Stored dataset items:
◇ ◇ ◇ ◇ ◇

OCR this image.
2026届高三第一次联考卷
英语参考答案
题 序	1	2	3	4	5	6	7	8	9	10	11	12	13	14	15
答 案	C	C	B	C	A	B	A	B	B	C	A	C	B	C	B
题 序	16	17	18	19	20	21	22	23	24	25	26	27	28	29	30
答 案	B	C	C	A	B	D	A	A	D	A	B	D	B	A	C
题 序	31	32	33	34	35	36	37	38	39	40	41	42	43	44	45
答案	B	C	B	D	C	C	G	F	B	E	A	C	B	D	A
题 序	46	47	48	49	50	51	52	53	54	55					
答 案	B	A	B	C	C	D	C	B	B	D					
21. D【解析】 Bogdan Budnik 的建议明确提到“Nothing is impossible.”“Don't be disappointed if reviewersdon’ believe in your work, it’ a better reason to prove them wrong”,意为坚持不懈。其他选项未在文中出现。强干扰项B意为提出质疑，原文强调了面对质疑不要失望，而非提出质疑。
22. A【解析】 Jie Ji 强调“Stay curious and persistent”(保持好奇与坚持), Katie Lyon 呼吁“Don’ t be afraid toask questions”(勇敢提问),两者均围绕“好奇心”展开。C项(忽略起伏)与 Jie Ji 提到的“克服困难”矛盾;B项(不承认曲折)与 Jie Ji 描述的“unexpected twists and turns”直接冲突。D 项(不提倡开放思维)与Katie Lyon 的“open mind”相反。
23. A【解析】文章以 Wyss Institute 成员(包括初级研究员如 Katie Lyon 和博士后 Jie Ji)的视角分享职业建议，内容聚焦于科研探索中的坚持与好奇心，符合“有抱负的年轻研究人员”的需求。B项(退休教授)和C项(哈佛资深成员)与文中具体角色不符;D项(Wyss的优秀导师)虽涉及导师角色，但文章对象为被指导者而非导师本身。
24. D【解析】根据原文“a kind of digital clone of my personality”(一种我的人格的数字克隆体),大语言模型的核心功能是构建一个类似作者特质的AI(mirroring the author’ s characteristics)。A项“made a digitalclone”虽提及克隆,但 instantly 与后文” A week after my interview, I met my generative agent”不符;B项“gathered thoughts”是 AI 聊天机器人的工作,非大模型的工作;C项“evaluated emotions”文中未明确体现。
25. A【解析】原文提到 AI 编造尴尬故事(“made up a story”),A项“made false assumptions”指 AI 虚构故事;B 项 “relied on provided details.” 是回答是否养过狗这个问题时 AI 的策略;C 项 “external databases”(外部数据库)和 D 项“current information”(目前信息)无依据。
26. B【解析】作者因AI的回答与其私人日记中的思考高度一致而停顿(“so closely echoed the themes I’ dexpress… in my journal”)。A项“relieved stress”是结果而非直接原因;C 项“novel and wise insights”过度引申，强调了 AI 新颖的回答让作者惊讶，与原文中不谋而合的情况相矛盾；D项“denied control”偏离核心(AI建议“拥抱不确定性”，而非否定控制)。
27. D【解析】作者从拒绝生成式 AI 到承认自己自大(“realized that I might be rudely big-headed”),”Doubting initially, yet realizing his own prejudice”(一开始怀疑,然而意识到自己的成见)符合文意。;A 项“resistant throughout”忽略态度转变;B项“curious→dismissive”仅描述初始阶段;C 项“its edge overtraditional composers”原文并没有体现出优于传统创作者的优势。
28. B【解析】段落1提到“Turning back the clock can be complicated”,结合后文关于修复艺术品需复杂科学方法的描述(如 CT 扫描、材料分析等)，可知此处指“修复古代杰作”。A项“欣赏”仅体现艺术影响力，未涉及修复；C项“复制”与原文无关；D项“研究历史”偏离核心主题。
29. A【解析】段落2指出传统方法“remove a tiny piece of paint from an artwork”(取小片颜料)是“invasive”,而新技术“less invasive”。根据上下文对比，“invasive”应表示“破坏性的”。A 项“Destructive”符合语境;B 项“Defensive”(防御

◇ ◇ ◇ ◇ ◇

# EXERCISE DESCRIPTION
Repeat the entries shown above, every one, word for word.

# ANSWER TO THE PROBLEM
OCR this image.
2026届高三第一次联考卷
英语参考答案
题 序	1	2	3	4	5	6	7	8	9	10	11	12	13	14	15
答 案	C	C	B	C	A	B	A	B	B	C	A	C	B	C	B
题 序	16	17	18	19	20	21	22	23	24	25	26	27	28	29	30
答 案	B	C	C	A	B	D	A	A	D	A	B	D	B	A	C
题 序	31	32	33	34	35	36	37	38	39	40	41	42	43	44	45
答案	B	C	B	D	C	C	G	F	B	E	A	C	B	D	A
题 序	46	47	48	49	50	51	52	53	54	55					
答 案	B	A	B	C	C	D	C	B	B	D					
21. D【解析】 Bogdan Budnik 的建议明确提到“Nothing is impossible.”“Don't be disappointed if reviewersdon’ believe in your work, it’ a better reason to prove them wrong”,意为坚持不懈。其他选项未在文中出现。强干扰项B意为提出质疑，原文强调了面对质疑不要失望，而非提出质疑。
22. A【解析】 Jie Ji 强调“Stay curious and persistent”(保持好奇与坚持), Katie Lyon 呼吁“Don’ t be afraid toask questions”(勇敢提问),两者均围绕“好奇心”展开。C项(忽略起伏)与 Jie Ji 提到的“克服困难”矛盾;B项(不承认曲折)与 Jie Ji 描述的“unexpected twists and turns”直接冲突。D 项(不提倡开放思维)与Katie Lyon 的“open mind”相反。
23. A【解析】文章以 Wyss Institute 成员(包括初级研究员如 Katie Lyon 和博士后 Jie Ji)的视角分享职业建议，内容聚焦于科研探索中的坚持与好奇心，符合“有抱负的年轻研究人员”的需求。B项(退休教授)和C项(哈佛资深成员)与文中具体角色不符;D项(Wyss的优秀导师)虽涉及导师角色，但文章对象为被指导者而非导师本身。
24. D【解析】根据原文“a kind of digital clone of my personality”(一种我的人格的数字克隆体),大语言模型的核心功能是构建一个类似作者特质的AI(mirroring the author’ s characteristics)。A项“made a digitalclone”虽提及克隆,但 instantly 与后文” A week after my interview, I met my generative agent”不符;B项“gathered thoughts”是 AI 聊天机器人的工作,非大模型的工作;C项“evaluated emotions”文中未明确体现。
25. A【解析】原文提到 AI 编造尴尬故事(“made up a story”),A项“made false assumptions”指 AI 虚构故事;B 项 “relied on provided details.” 是回答是否养过狗这个问题时 AI 的策略;C 项 “external databases”(外部数据库)和 D 项“current information”(目前信息)无依据。
26. B【解析】作者因AI的回答与其私人日记中的思考高度一致而停顿(“so closely echoed the themes I’ dexpress… in my journal”)。A项“relieved stress”是结果而非直接原因;C 项“novel and wise insights”过度引申，强调了 AI 新颖的回答让作者惊讶，与原文中不谋而合的情况相矛盾；D项“denied control”偏离核心(AI建议“拥抱不确定性”，而非否定控制)。
27. D【解析】作者从拒绝生成式 AI 到承认自己自大(“realized that I might be rudely big-headed”),”Doubting initially, yet realizing his own prejudice”(一开始怀疑,然而意识到自己的成见)符合文意。;A 项“resistant throughout”忽略态度转变;B项“curious→dismissive”仅描述初始阶段;C 项“its edge overtraditional composers”原文并没有体现出优于传统创作者的优势。
28. B【解析】段落1提到“Turning back the clock can be complicated”,结合后文关于修复艺术品需复杂科学方法的描述(如 CT 扫描、材料分析等)，可知此处指“修复古代杰作”。A项“欣赏”仅体现艺术影响力，未涉及修复；C项“复制”与原文无关；D项“研究历史”偏离核心主题。
29. A【解析】段落2指出传统方法“remove a tiny piece of paint from an artwork”(取小片颜料)是“invasive”,而新技术“less invasive”。根据上下文对比，“invasive”应表示“破坏性的”。A 项“Destructive”符合语境;B 项“Defensive”(防御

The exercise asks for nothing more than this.